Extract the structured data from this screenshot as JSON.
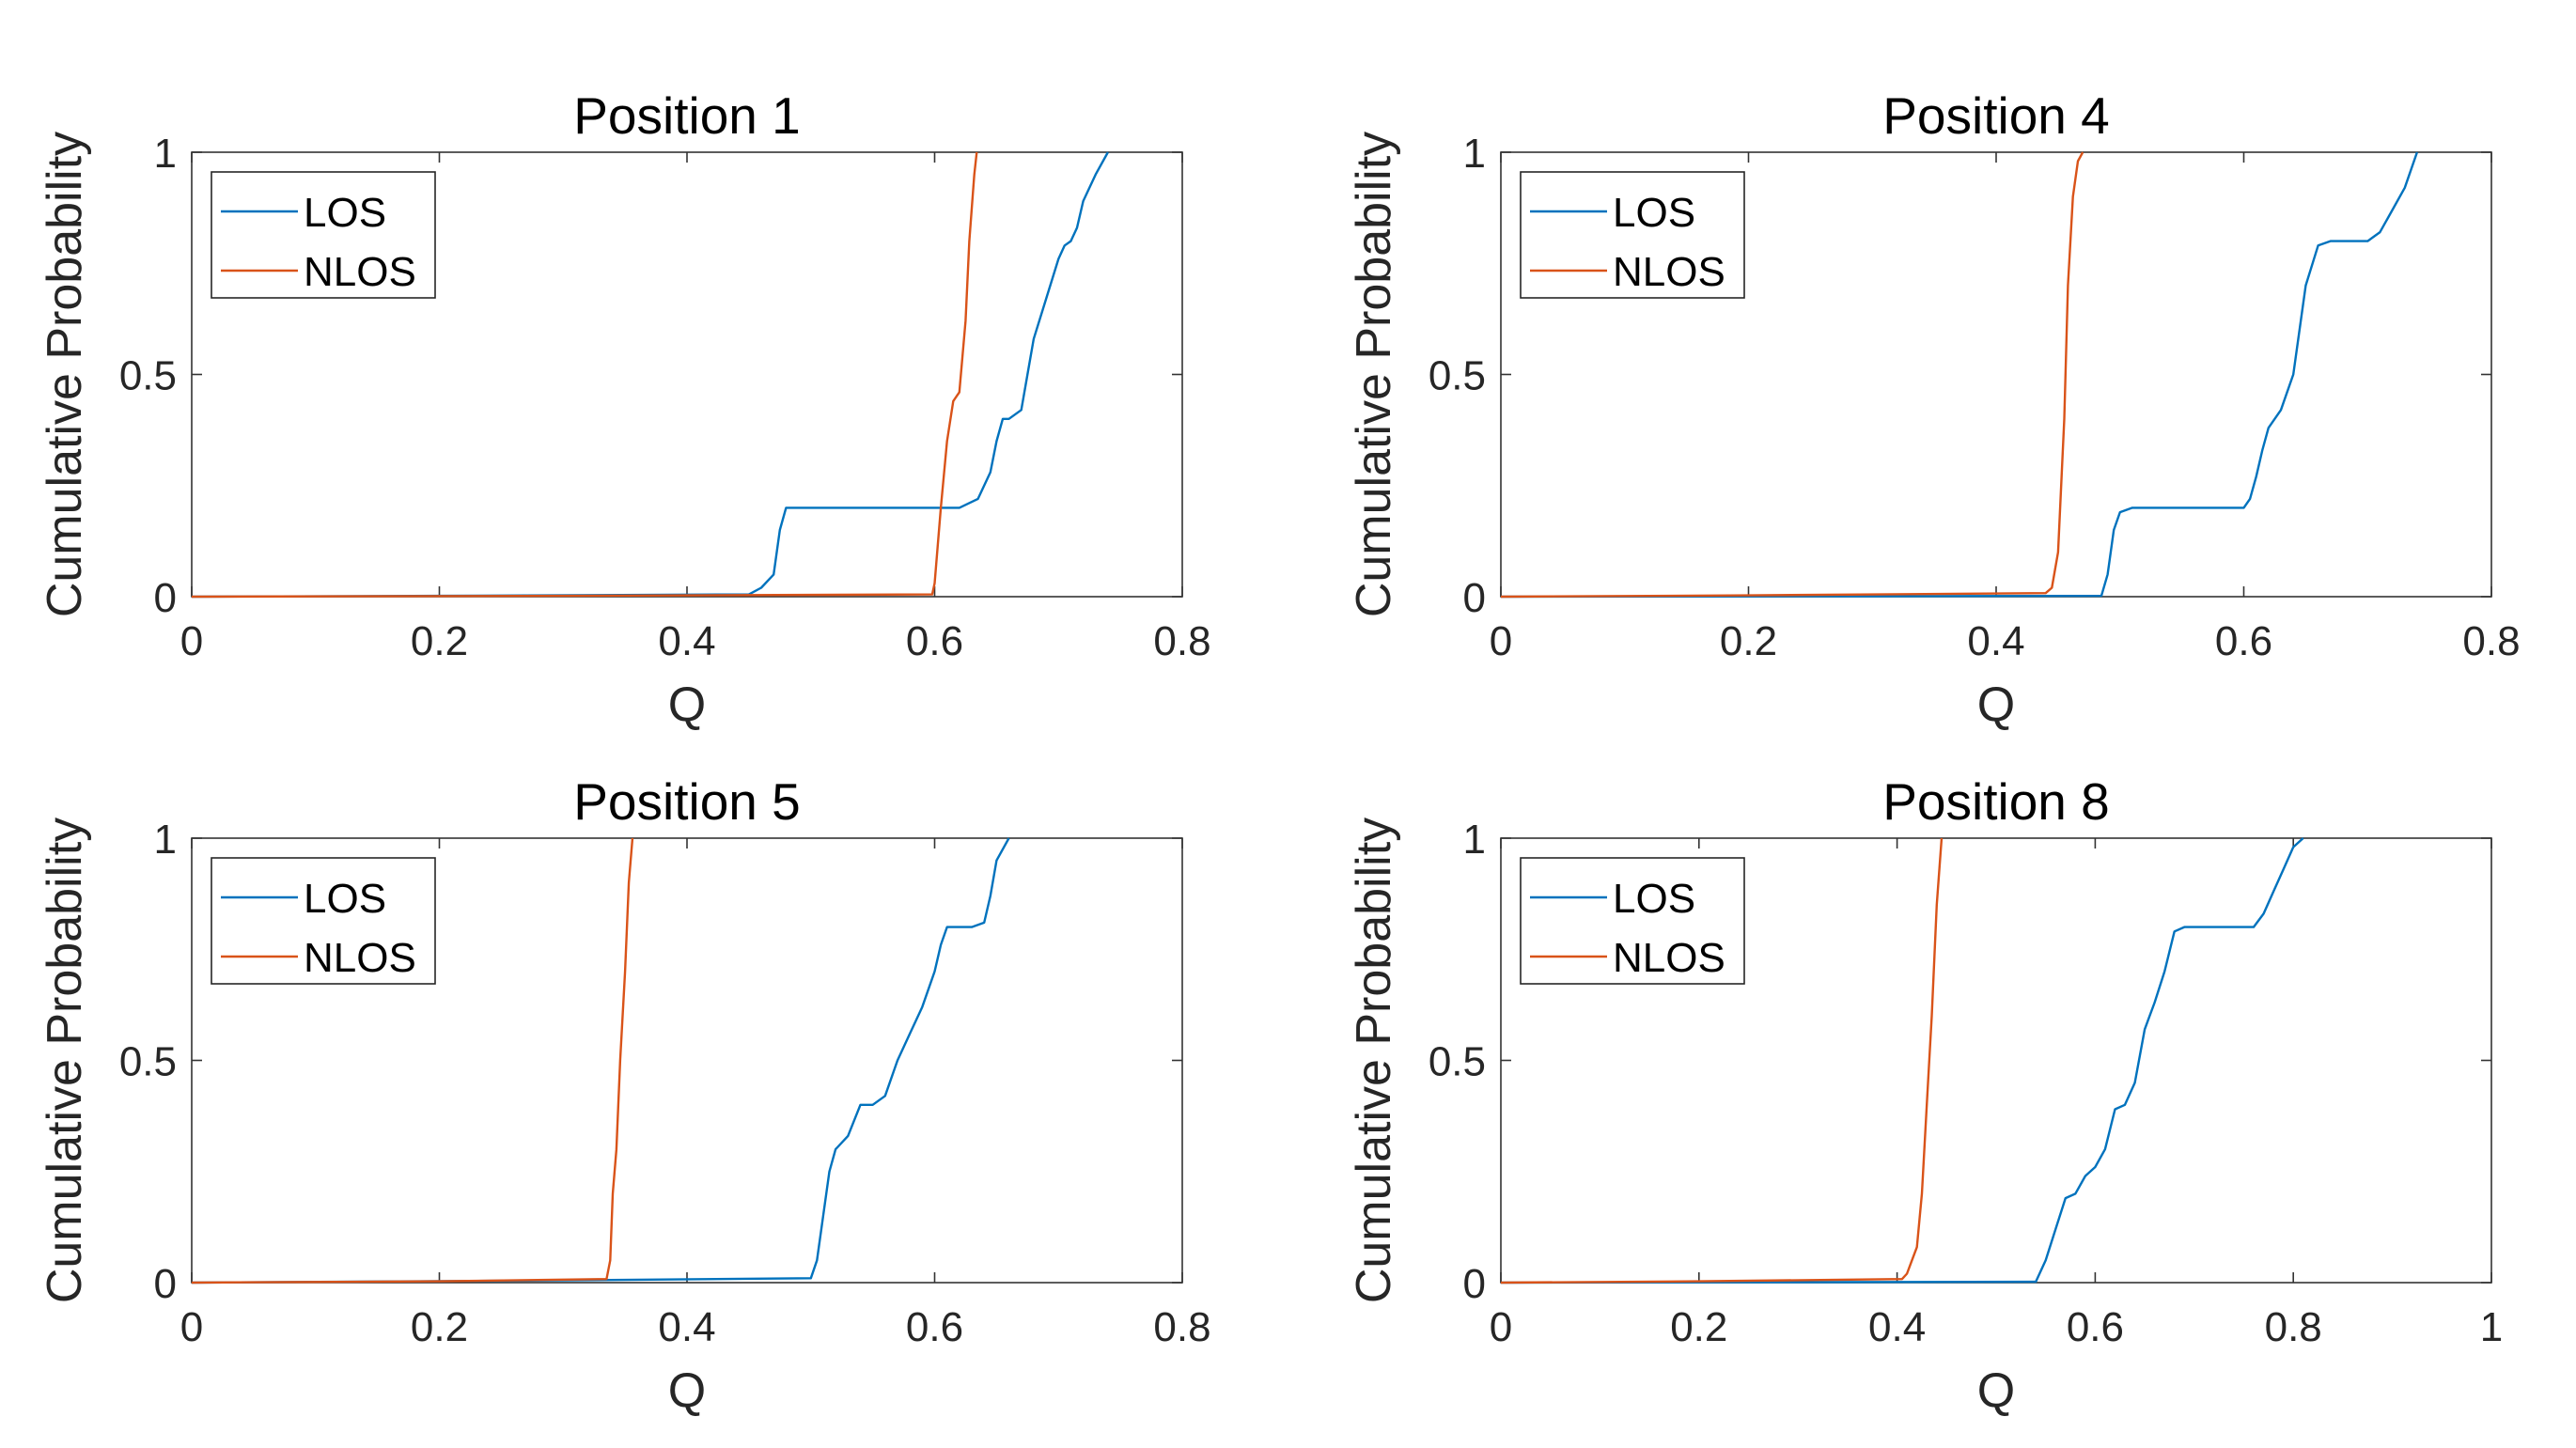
{
  "chart_data": [
    {
      "type": "line",
      "title": "Position 1",
      "xlabel": "Q",
      "ylabel": "Cumulative Probability",
      "xlim": [
        0,
        0.8
      ],
      "ylim": [
        0,
        1
      ],
      "xticks": [
        0,
        0.2,
        0.4,
        0.6,
        0.8
      ],
      "xtick_labels": [
        "0",
        "0.2",
        "0.4",
        "0.6",
        "0.8"
      ],
      "yticks": [
        0,
        0.5,
        1
      ],
      "ytick_labels": [
        "0",
        "0.5",
        "1"
      ],
      "legend_position": "top-left",
      "series": [
        {
          "name": "LOS",
          "color": "#0072BD",
          "x": [
            0,
            0.2,
            0.45,
            0.46,
            0.47,
            0.475,
            0.48,
            0.5,
            0.58,
            0.62,
            0.635,
            0.645,
            0.65,
            0.655,
            0.66,
            0.67,
            0.675,
            0.68,
            0.69,
            0.7,
            0.705,
            0.71,
            0.715,
            0.72,
            0.73,
            0.74
          ],
          "y": [
            0,
            0.002,
            0.005,
            0.02,
            0.05,
            0.15,
            0.2,
            0.2,
            0.2,
            0.2,
            0.22,
            0.28,
            0.35,
            0.4,
            0.4,
            0.42,
            0.5,
            0.58,
            0.67,
            0.76,
            0.79,
            0.8,
            0.83,
            0.89,
            0.95,
            1.0
          ]
        },
        {
          "name": "NLOS",
          "color": "#D95319",
          "x": [
            0,
            0.3,
            0.598,
            0.6,
            0.605,
            0.61,
            0.615,
            0.62,
            0.625,
            0.628,
            0.632,
            0.634
          ],
          "y": [
            0,
            0.002,
            0.005,
            0.03,
            0.2,
            0.35,
            0.44,
            0.46,
            0.62,
            0.8,
            0.95,
            1.0
          ]
        }
      ]
    },
    {
      "type": "line",
      "title": "Position 4",
      "xlabel": "Q",
      "ylabel": "Cumulative Probability",
      "xlim": [
        0,
        0.8
      ],
      "ylim": [
        0,
        1
      ],
      "xticks": [
        0,
        0.2,
        0.4,
        0.6,
        0.8
      ],
      "xtick_labels": [
        "0",
        "0.2",
        "0.4",
        "0.6",
        "0.8"
      ],
      "yticks": [
        0,
        0.5,
        1
      ],
      "ytick_labels": [
        "0",
        "0.5",
        "1"
      ],
      "legend_position": "top-left",
      "series": [
        {
          "name": "LOS",
          "color": "#0072BD",
          "x": [
            0,
            0.3,
            0.485,
            0.49,
            0.495,
            0.5,
            0.51,
            0.53,
            0.6,
            0.605,
            0.61,
            0.615,
            0.62,
            0.63,
            0.64,
            0.645,
            0.65,
            0.66,
            0.67,
            0.7,
            0.705,
            0.71,
            0.72,
            0.73,
            0.74
          ],
          "y": [
            0,
            0.001,
            0.002,
            0.05,
            0.15,
            0.19,
            0.2,
            0.2,
            0.2,
            0.22,
            0.27,
            0.33,
            0.38,
            0.42,
            0.5,
            0.6,
            0.7,
            0.79,
            0.8,
            0.8,
            0.81,
            0.82,
            0.87,
            0.92,
            1.0
          ]
        },
        {
          "name": "NLOS",
          "color": "#D95319",
          "x": [
            0,
            0.2,
            0.44,
            0.445,
            0.45,
            0.455,
            0.458,
            0.462,
            0.466,
            0.47
          ],
          "y": [
            0,
            0.003,
            0.008,
            0.02,
            0.1,
            0.4,
            0.7,
            0.9,
            0.98,
            1.0
          ]
        }
      ]
    },
    {
      "type": "line",
      "title": "Position 5",
      "xlabel": "Q",
      "ylabel": "Cumulative Probability",
      "xlim": [
        0,
        0.8
      ],
      "ylim": [
        0,
        1
      ],
      "xticks": [
        0,
        0.2,
        0.4,
        0.6,
        0.8
      ],
      "xtick_labels": [
        "0",
        "0.2",
        "0.4",
        "0.6",
        "0.8"
      ],
      "yticks": [
        0,
        0.5,
        1
      ],
      "ytick_labels": [
        "0",
        "0.5",
        "1"
      ],
      "legend_position": "top-left",
      "series": [
        {
          "name": "LOS",
          "color": "#0072BD",
          "x": [
            0,
            0.3,
            0.5,
            0.505,
            0.51,
            0.515,
            0.52,
            0.53,
            0.54,
            0.55,
            0.56,
            0.57,
            0.58,
            0.59,
            0.6,
            0.605,
            0.61,
            0.63,
            0.64,
            0.645,
            0.65,
            0.66
          ],
          "y": [
            0,
            0.005,
            0.01,
            0.05,
            0.15,
            0.25,
            0.3,
            0.33,
            0.4,
            0.4,
            0.42,
            0.5,
            0.56,
            0.62,
            0.7,
            0.76,
            0.8,
            0.8,
            0.81,
            0.87,
            0.95,
            1.0
          ]
        },
        {
          "name": "NLOS",
          "color": "#D95319",
          "x": [
            0,
            0.2,
            0.335,
            0.338,
            0.34,
            0.343,
            0.346,
            0.35,
            0.353,
            0.356
          ],
          "y": [
            0,
            0.003,
            0.008,
            0.05,
            0.2,
            0.3,
            0.5,
            0.7,
            0.9,
            1.0
          ]
        }
      ]
    },
    {
      "type": "line",
      "title": "Position 8",
      "xlabel": "Q",
      "ylabel": "Cumulative Probability",
      "xlim": [
        0,
        1
      ],
      "ylim": [
        0,
        1
      ],
      "xticks": [
        0,
        0.2,
        0.4,
        0.6,
        0.8,
        1
      ],
      "xtick_labels": [
        "0",
        "0.2",
        "0.4",
        "0.6",
        "0.8",
        "1"
      ],
      "yticks": [
        0,
        0.5,
        1
      ],
      "ytick_labels": [
        "0",
        "0.5",
        "1"
      ],
      "legend_position": "top-left",
      "series": [
        {
          "name": "LOS",
          "color": "#0072BD",
          "x": [
            0,
            0.3,
            0.54,
            0.55,
            0.56,
            0.57,
            0.58,
            0.59,
            0.6,
            0.61,
            0.62,
            0.63,
            0.64,
            0.65,
            0.66,
            0.67,
            0.68,
            0.69,
            0.7,
            0.76,
            0.77,
            0.78,
            0.79,
            0.8,
            0.81
          ],
          "y": [
            0,
            0.001,
            0.002,
            0.05,
            0.12,
            0.19,
            0.2,
            0.24,
            0.26,
            0.3,
            0.39,
            0.4,
            0.45,
            0.57,
            0.63,
            0.7,
            0.79,
            0.8,
            0.8,
            0.8,
            0.83,
            0.88,
            0.93,
            0.98,
            1.0
          ]
        },
        {
          "name": "NLOS",
          "color": "#D95319",
          "x": [
            0,
            0.2,
            0.405,
            0.41,
            0.415,
            0.42,
            0.425,
            0.43,
            0.435,
            0.44,
            0.445
          ],
          "y": [
            0,
            0.003,
            0.008,
            0.02,
            0.05,
            0.08,
            0.2,
            0.4,
            0.6,
            0.85,
            1.0
          ]
        }
      ]
    }
  ]
}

Task to carry out:
Word for word, quote the full listing, omitting every picture.

Complete response:
Extract the structured data from this screenshot as JSON.
{
  "chart_data": [
    {
      "type": "line",
      "title": "Position 1",
      "xlabel": "Q",
      "ylabel": "Cumulative Probability",
      "xlim": [
        0,
        0.8
      ],
      "ylim": [
        0,
        1
      ],
      "xticks": [
        0,
        0.2,
        0.4,
        0.6,
        0.8
      ],
      "xtick_labels": [
        "0",
        "0.2",
        "0.4",
        "0.6",
        "0.8"
      ],
      "yticks": [
        0,
        0.5,
        1
      ],
      "ytick_labels": [
        "0",
        "0.5",
        "1"
      ],
      "legend_position": "top-left",
      "series": [
        {
          "name": "LOS",
          "color": "#0072BD",
          "x": [
            0,
            0.2,
            0.45,
            0.46,
            0.47,
            0.475,
            0.48,
            0.5,
            0.58,
            0.62,
            0.635,
            0.645,
            0.65,
            0.655,
            0.66,
            0.67,
            0.675,
            0.68,
            0.69,
            0.7,
            0.705,
            0.71,
            0.715,
            0.72,
            0.73,
            0.74
          ],
          "y": [
            0,
            0.002,
            0.005,
            0.02,
            0.05,
            0.15,
            0.2,
            0.2,
            0.2,
            0.2,
            0.22,
            0.28,
            0.35,
            0.4,
            0.4,
            0.42,
            0.5,
            0.58,
            0.67,
            0.76,
            0.79,
            0.8,
            0.83,
            0.89,
            0.95,
            1.0
          ]
        },
        {
          "name": "NLOS",
          "color": "#D95319",
          "x": [
            0,
            0.3,
            0.598,
            0.6,
            0.605,
            0.61,
            0.615,
            0.62,
            0.625,
            0.628,
            0.632,
            0.634
          ],
          "y": [
            0,
            0.002,
            0.005,
            0.03,
            0.2,
            0.35,
            0.44,
            0.46,
            0.62,
            0.8,
            0.95,
            1.0
          ]
        }
      ]
    },
    {
      "type": "line",
      "title": "Position 4",
      "xlabel": "Q",
      "ylabel": "Cumulative Probability",
      "xlim": [
        0,
        0.8
      ],
      "ylim": [
        0,
        1
      ],
      "xticks": [
        0,
        0.2,
        0.4,
        0.6,
        0.8
      ],
      "xtick_labels": [
        "0",
        "0.2",
        "0.4",
        "0.6",
        "0.8"
      ],
      "yticks": [
        0,
        0.5,
        1
      ],
      "ytick_labels": [
        "0",
        "0.5",
        "1"
      ],
      "legend_position": "top-left",
      "series": [
        {
          "name": "LOS",
          "color": "#0072BD",
          "x": [
            0,
            0.3,
            0.485,
            0.49,
            0.495,
            0.5,
            0.51,
            0.53,
            0.6,
            0.605,
            0.61,
            0.615,
            0.62,
            0.63,
            0.64,
            0.645,
            0.65,
            0.66,
            0.67,
            0.7,
            0.705,
            0.71,
            0.72,
            0.73,
            0.74
          ],
          "y": [
            0,
            0.001,
            0.002,
            0.05,
            0.15,
            0.19,
            0.2,
            0.2,
            0.2,
            0.22,
            0.27,
            0.33,
            0.38,
            0.42,
            0.5,
            0.6,
            0.7,
            0.79,
            0.8,
            0.8,
            0.81,
            0.82,
            0.87,
            0.92,
            1.0
          ]
        },
        {
          "name": "NLOS",
          "color": "#D95319",
          "x": [
            0,
            0.2,
            0.44,
            0.445,
            0.45,
            0.455,
            0.458,
            0.462,
            0.466,
            0.47
          ],
          "y": [
            0,
            0.003,
            0.008,
            0.02,
            0.1,
            0.4,
            0.7,
            0.9,
            0.98,
            1.0
          ]
        }
      ]
    },
    {
      "type": "line",
      "title": "Position 5",
      "xlabel": "Q",
      "ylabel": "Cumulative Probability",
      "xlim": [
        0,
        0.8
      ],
      "ylim": [
        0,
        1
      ],
      "xticks": [
        0,
        0.2,
        0.4,
        0.6,
        0.8
      ],
      "xtick_labels": [
        "0",
        "0.2",
        "0.4",
        "0.6",
        "0.8"
      ],
      "yticks": [
        0,
        0.5,
        1
      ],
      "ytick_labels": [
        "0",
        "0.5",
        "1"
      ],
      "legend_position": "top-left",
      "series": [
        {
          "name": "LOS",
          "color": "#0072BD",
          "x": [
            0,
            0.3,
            0.5,
            0.505,
            0.51,
            0.515,
            0.52,
            0.53,
            0.54,
            0.55,
            0.56,
            0.57,
            0.58,
            0.59,
            0.6,
            0.605,
            0.61,
            0.63,
            0.64,
            0.645,
            0.65,
            0.66
          ],
          "y": [
            0,
            0.005,
            0.01,
            0.05,
            0.15,
            0.25,
            0.3,
            0.33,
            0.4,
            0.4,
            0.42,
            0.5,
            0.56,
            0.62,
            0.7,
            0.76,
            0.8,
            0.8,
            0.81,
            0.87,
            0.95,
            1.0
          ]
        },
        {
          "name": "NLOS",
          "color": "#D95319",
          "x": [
            0,
            0.2,
            0.335,
            0.338,
            0.34,
            0.343,
            0.346,
            0.35,
            0.353,
            0.356
          ],
          "y": [
            0,
            0.003,
            0.008,
            0.05,
            0.2,
            0.3,
            0.5,
            0.7,
            0.9,
            1.0
          ]
        }
      ]
    },
    {
      "type": "line",
      "title": "Position 8",
      "xlabel": "Q",
      "ylabel": "Cumulative Probability",
      "xlim": [
        0,
        1
      ],
      "ylim": [
        0,
        1
      ],
      "xticks": [
        0,
        0.2,
        0.4,
        0.6,
        0.8,
        1
      ],
      "xtick_labels": [
        "0",
        "0.2",
        "0.4",
        "0.6",
        "0.8",
        "1"
      ],
      "yticks": [
        0,
        0.5,
        1
      ],
      "ytick_labels": [
        "0",
        "0.5",
        "1"
      ],
      "legend_position": "top-left",
      "series": [
        {
          "name": "LOS",
          "color": "#0072BD",
          "x": [
            0,
            0.3,
            0.54,
            0.55,
            0.56,
            0.57,
            0.58,
            0.59,
            0.6,
            0.61,
            0.62,
            0.63,
            0.64,
            0.65,
            0.66,
            0.67,
            0.68,
            0.69,
            0.7,
            0.76,
            0.77,
            0.78,
            0.79,
            0.8,
            0.81
          ],
          "y": [
            0,
            0.001,
            0.002,
            0.05,
            0.12,
            0.19,
            0.2,
            0.24,
            0.26,
            0.3,
            0.39,
            0.4,
            0.45,
            0.57,
            0.63,
            0.7,
            0.79,
            0.8,
            0.8,
            0.8,
            0.83,
            0.88,
            0.93,
            0.98,
            1.0
          ]
        },
        {
          "name": "NLOS",
          "color": "#D95319",
          "x": [
            0,
            0.2,
            0.405,
            0.41,
            0.415,
            0.42,
            0.425,
            0.43,
            0.435,
            0.44,
            0.445
          ],
          "y": [
            0,
            0.003,
            0.008,
            0.02,
            0.05,
            0.08,
            0.2,
            0.4,
            0.6,
            0.85,
            1.0
          ]
        }
      ]
    }
  ]
}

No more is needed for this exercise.